§ **Given task**
In the golf driver text, how many ball flight settings can the two adjustable weights be moved into?

§ **Selection**
The Fast Track technology has to be the coolest feature of this driver. This 460cc Titanium driver will allow players to quickly tweak their ball flight through the use of the revolutionary Fast Track. It has two adjustable eight gram weights that the player can easily move into 15 ball flight settings to fine tune the center of gravity and achieve their ideal ball flight and shape, for maximum control.  This is a twist to the moveable weight technology that is offered by other manufacturers and allows for easier and faster movement of the weight around the perimeter of the golf club.

The stock shaft that is offered with the driver is the Exsar DS3 Driver shaft.  It is only offered in stiff, regular, lite, and ladies.  There are custom shaft options available and they include Fujikura Fit on 360, Aldila NV and NVS, Graffalloy Pro Launch Blue and Red, UST Proforce V2, Harrison Mugen, and the Tava for the ladies.  Despite not being the largest selection offered by a manufacturer today, it covers most of the neccesary bases. 

The driver is offered in three lofts, 8.5, 9.5, and 10.5.  It is not offered in a left handed version.

§ **Material supplied**
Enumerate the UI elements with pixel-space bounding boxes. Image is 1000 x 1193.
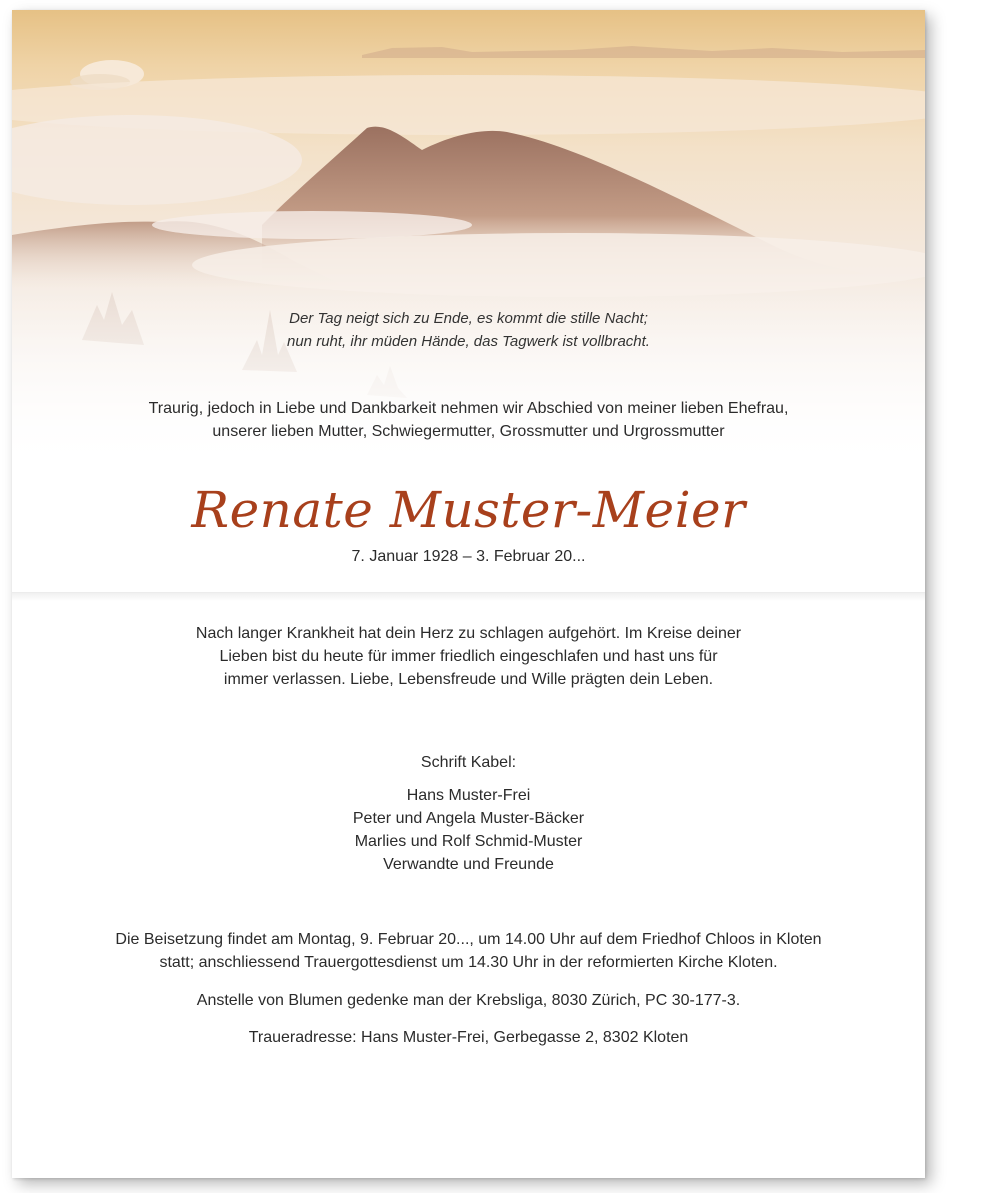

==

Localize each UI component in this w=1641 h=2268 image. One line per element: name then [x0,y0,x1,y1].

§ **Result of this task**
15 ball flight settings.